» **TEXT PROVIDED**:
────────────────────────────────────────

Greve’s insights thus enable
supporters of various policies to choose more intelligently what mix of
national and state lawmaking and administration they should favor, depending on
their goals. A reader of Greve’s book might well come to the conclusion that
the best political course is to be opportunistic about federalism – as both
political parties are – rather than to strive for some kind of consistency.
(That, of course, is the opposite of a constitutional theory.)
But it seems to me that, whether one leans more to the free-market, limited government side, as Greve does, or to the redistributionist regulatory state, as some of his critics do, there are two aspects of Greve’s competitive federalism that should command more widespread agreement.
First, Greve’s federalism is more conducive to a diversity of policies. Ideologues who think their own views are simply best for everyone will have little use for Greve’s federalism, but those who think that there are a variety of reasonable approaches to policy questions will applaud. Let California be a high-tax, burdensome-regulation state, let Texas be the opposite, and we can see what the relative results are for the common good. Which ends up with better schools, more employment
opportunity, more immigration, and rising incomes? When policies touch on
moral-cultural matters, moreover, Greve’s federalism enhances freedom by
ensuring that when Americans vote with their feet, there will be more than a
dime’s worth of difference in the places where they may choose to settle.

────────────────────────────────────────

» **TASK INSTRUCTIONS**:
a - Find every line in the listings that holds the word "decisions", matching case, and copy each of those lines.
b - Please continue the passage on Greve's competitive federalism from its last sentence.
The listings below the text bear no relation to it.

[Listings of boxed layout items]
────────────────────────────────────────

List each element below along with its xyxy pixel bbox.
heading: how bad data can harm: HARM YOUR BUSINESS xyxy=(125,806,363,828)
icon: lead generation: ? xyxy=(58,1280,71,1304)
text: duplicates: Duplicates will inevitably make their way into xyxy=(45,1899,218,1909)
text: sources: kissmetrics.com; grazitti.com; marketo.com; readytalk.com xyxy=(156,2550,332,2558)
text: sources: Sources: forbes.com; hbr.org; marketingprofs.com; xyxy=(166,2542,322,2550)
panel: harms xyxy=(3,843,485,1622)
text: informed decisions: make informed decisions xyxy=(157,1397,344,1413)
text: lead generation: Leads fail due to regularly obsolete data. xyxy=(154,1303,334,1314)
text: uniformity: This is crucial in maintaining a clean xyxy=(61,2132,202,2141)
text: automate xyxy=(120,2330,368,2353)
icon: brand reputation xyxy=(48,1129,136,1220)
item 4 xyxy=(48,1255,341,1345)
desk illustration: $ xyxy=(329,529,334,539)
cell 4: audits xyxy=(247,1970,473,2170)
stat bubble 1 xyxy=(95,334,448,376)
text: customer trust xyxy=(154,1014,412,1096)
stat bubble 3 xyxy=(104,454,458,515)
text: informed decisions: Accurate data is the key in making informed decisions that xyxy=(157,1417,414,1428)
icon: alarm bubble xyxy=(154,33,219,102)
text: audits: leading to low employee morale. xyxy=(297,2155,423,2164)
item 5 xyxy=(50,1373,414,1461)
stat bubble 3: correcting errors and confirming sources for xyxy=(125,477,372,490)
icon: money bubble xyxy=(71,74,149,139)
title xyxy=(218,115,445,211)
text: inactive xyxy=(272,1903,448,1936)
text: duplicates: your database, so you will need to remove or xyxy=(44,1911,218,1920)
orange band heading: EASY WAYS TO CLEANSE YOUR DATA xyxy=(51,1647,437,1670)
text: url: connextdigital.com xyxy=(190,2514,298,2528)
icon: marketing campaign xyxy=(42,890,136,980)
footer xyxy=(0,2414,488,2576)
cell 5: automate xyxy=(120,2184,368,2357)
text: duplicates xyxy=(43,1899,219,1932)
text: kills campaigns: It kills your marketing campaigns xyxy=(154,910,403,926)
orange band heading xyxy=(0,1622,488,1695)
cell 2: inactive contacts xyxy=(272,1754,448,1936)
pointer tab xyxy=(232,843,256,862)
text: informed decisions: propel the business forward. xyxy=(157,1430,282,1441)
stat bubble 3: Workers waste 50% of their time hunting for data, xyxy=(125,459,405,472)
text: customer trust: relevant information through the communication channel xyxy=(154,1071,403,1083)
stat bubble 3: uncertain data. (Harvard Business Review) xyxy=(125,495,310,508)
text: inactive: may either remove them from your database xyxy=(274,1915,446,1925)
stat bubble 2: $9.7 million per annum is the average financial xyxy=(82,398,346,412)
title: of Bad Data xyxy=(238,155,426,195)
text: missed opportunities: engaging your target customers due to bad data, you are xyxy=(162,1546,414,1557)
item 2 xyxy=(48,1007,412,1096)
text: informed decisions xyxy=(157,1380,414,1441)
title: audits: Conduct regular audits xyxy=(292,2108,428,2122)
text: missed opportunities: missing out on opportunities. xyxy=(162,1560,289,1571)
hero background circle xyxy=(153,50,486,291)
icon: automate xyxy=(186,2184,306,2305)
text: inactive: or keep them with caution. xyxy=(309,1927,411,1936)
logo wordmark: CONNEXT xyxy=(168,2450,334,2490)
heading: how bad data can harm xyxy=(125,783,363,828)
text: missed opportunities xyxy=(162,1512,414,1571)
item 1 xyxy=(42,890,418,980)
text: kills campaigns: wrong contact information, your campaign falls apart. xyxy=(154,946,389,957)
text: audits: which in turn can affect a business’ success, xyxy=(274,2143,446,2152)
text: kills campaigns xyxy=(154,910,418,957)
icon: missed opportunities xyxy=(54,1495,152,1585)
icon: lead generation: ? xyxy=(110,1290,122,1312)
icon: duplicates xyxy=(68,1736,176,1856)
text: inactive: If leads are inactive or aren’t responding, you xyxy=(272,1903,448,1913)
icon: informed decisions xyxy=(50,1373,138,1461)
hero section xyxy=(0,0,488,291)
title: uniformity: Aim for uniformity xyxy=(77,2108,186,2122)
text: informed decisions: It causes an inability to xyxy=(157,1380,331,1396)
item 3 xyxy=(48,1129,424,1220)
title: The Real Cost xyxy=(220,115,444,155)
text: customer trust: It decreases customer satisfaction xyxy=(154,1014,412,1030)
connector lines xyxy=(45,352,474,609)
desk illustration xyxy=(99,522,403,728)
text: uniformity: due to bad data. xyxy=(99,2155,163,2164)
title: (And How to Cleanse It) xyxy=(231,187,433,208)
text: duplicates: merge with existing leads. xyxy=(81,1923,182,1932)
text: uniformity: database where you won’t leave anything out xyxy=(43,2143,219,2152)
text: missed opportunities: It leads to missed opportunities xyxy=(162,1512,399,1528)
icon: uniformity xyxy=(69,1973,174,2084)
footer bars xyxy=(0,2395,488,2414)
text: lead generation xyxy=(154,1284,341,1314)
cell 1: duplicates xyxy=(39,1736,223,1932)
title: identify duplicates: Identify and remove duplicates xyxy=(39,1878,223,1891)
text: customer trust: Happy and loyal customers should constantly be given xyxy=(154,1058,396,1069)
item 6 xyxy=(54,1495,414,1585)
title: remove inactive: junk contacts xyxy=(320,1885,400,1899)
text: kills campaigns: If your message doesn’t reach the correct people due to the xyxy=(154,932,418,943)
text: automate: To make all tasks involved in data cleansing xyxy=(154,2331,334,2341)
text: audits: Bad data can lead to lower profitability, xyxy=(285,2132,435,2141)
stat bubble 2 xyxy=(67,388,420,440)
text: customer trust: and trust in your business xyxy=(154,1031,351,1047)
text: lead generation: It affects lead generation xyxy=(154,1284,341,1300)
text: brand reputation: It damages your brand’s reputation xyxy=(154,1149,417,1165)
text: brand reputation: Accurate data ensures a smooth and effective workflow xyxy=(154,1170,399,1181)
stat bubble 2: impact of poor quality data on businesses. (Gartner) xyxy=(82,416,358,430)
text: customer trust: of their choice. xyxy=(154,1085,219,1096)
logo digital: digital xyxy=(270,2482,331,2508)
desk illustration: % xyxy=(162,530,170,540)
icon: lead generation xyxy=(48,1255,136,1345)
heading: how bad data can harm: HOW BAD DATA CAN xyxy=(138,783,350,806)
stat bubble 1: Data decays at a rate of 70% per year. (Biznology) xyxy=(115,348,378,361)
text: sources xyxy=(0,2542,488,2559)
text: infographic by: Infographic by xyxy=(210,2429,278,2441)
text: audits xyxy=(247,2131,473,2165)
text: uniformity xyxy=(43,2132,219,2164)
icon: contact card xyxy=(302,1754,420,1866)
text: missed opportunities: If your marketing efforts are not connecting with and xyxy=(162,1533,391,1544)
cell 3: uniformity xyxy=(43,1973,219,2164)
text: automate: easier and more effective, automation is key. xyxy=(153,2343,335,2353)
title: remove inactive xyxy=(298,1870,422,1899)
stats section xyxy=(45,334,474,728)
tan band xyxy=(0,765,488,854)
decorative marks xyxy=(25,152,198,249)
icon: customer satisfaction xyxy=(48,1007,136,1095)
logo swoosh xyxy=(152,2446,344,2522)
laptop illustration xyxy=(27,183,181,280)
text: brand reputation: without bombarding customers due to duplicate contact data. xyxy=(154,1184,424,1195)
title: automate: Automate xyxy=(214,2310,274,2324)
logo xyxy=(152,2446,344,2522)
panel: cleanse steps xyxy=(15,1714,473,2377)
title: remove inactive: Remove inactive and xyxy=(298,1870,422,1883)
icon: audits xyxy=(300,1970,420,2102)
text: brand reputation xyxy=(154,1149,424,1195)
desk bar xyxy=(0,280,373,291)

────────────────────────────────────────

» **PER-TASK OUTPUTS**:
a -
text: informed decisions: make informed decisions xyxy=(157,1397,344,1413)
text: informed decisions: Accurate data is the key in making informed decisions that xyxy=(157,1417,414,1428)
text: informed decisions: propel the business forward. xyxy=(157,1430,282,1441)
text: informed decisions xyxy=(157,1380,414,1441)
icon: informed decisions xyxy=(50,1373,138,1461)
text: informed decisions: It causes an inability to xyxy=(157,1380,331,1396)

b -
Second, Greve is surely correct that it is wrong by any measure to allow individual states with idiosyncratic views to compel the entire nation to conform, through such
mechanisms as mass tort litigation or regulation based on out-of state conduct.
Where markets are genuinely national and the costs of differentiation among
states insurmountable, it is probably better to nationalize standards, rather
than allow fifty tails to wag the dog. There are occasions when national
majorities should rule the entire nation and occasions where the various state
majorities should rule within their own states, but there are probably no
occasions where an individual state majority should rule the entire nation.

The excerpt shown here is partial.